# GIVEN RECORDS start

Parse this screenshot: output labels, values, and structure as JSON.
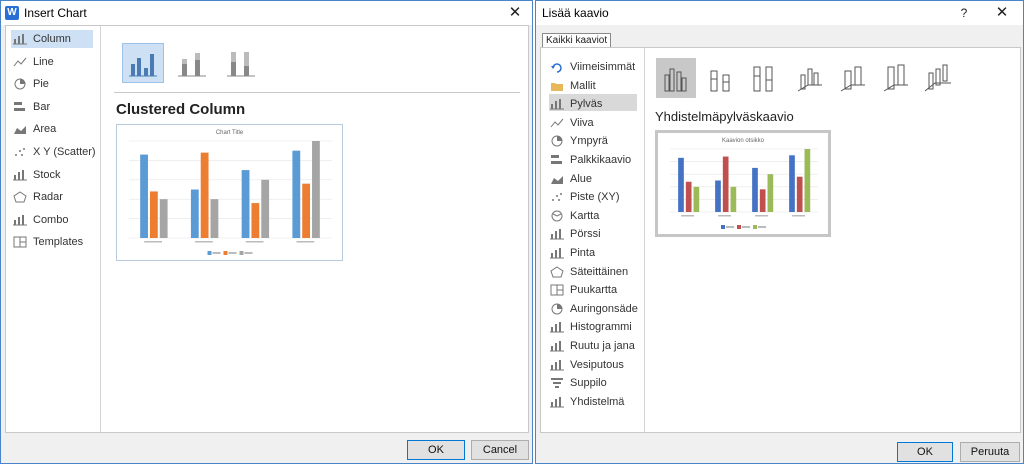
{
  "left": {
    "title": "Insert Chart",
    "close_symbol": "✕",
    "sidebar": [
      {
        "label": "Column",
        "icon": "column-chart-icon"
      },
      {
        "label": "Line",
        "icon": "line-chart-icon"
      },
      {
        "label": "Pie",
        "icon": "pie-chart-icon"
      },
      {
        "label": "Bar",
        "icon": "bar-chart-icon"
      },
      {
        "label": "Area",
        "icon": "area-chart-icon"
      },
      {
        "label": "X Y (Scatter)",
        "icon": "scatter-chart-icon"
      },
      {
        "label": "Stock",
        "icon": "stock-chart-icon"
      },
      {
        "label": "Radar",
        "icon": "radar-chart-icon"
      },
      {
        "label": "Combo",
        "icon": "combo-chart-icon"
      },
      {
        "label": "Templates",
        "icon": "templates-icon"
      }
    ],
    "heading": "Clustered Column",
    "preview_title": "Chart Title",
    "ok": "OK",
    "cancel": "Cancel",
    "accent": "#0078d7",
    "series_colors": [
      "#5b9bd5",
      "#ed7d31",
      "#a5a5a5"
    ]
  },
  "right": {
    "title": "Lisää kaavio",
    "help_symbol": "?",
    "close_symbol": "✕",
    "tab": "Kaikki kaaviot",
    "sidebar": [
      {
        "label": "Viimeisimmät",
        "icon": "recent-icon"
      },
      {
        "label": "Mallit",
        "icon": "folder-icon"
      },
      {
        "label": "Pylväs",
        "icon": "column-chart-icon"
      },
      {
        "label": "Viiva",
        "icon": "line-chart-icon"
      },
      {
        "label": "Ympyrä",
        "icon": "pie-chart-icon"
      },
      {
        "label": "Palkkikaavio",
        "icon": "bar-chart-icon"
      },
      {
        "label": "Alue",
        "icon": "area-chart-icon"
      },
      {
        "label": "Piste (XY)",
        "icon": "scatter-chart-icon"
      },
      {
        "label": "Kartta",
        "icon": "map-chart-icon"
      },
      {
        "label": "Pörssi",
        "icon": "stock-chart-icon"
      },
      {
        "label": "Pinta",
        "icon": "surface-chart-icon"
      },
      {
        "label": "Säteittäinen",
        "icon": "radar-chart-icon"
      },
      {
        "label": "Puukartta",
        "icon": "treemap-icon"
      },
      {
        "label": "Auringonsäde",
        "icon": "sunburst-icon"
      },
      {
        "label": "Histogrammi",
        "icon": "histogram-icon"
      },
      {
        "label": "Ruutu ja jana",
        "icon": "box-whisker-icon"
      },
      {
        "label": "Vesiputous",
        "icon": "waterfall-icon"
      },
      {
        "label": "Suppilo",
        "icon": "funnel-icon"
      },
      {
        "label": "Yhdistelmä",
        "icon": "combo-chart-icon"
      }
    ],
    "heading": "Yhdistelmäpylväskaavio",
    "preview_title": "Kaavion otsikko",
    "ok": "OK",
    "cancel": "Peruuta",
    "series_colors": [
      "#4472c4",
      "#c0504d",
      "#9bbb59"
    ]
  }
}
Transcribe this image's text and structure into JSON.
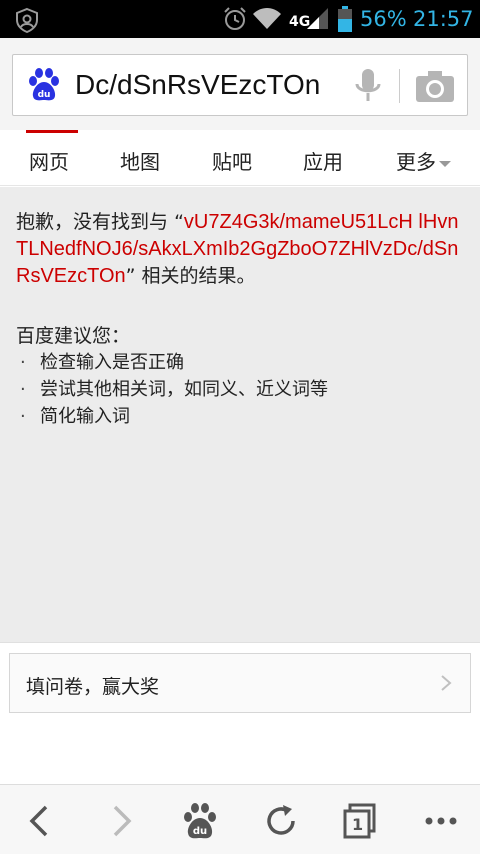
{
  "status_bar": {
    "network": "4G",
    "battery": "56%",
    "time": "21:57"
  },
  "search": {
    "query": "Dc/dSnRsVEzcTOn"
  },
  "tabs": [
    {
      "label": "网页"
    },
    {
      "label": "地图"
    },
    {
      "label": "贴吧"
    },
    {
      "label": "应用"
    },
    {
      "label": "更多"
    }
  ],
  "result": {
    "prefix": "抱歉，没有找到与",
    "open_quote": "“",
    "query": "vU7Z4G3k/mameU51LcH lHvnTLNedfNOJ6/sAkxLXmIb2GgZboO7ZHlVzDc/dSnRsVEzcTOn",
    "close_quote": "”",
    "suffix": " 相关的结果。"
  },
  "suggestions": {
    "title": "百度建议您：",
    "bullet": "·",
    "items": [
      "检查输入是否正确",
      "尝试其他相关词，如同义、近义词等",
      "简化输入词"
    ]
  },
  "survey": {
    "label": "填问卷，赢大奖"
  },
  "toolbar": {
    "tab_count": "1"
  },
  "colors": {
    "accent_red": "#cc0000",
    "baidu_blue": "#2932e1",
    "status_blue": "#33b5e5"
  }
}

# GIVEN RECORDS end
# GIVEN RECORDS start

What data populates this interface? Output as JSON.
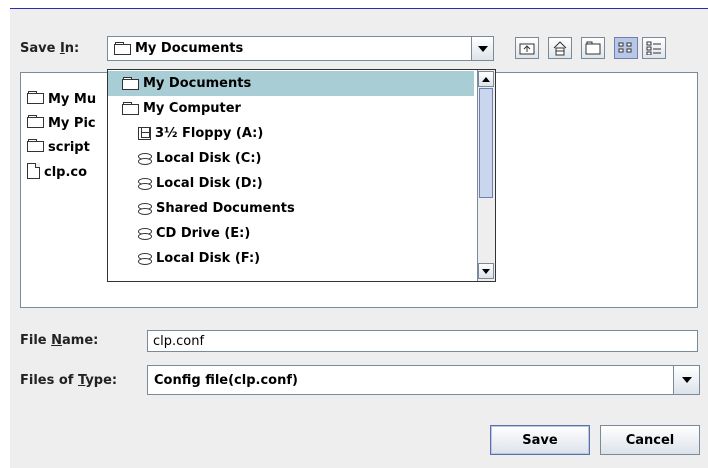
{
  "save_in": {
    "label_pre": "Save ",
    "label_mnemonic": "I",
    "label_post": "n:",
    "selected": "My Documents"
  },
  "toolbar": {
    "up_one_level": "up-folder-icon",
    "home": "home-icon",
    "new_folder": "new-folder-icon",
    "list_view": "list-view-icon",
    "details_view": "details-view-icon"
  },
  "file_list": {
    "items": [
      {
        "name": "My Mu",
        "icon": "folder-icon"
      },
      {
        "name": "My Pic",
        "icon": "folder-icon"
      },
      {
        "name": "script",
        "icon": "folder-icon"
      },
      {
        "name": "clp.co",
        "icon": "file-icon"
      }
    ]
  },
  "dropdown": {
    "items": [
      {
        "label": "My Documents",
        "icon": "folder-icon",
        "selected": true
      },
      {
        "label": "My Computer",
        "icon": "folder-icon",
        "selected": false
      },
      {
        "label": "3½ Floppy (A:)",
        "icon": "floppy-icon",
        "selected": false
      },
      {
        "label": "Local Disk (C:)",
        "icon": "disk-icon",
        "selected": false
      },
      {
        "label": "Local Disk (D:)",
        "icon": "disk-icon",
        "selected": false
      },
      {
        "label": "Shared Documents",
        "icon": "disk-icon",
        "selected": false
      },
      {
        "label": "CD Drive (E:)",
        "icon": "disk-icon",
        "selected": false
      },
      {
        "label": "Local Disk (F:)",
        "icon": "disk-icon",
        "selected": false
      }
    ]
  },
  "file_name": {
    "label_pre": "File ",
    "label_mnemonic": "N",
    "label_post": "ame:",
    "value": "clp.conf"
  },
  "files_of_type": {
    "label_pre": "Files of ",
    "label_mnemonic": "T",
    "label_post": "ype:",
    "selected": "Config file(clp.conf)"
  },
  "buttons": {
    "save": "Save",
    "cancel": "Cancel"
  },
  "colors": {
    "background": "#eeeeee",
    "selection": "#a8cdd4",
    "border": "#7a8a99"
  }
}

# GIVEN RECORDS end

→ **REQUIREMENTS**
Of all the lines above, how many contain "query"? Give the number and nothing more.

→ **OUTPUT FOR THIS TASK**
2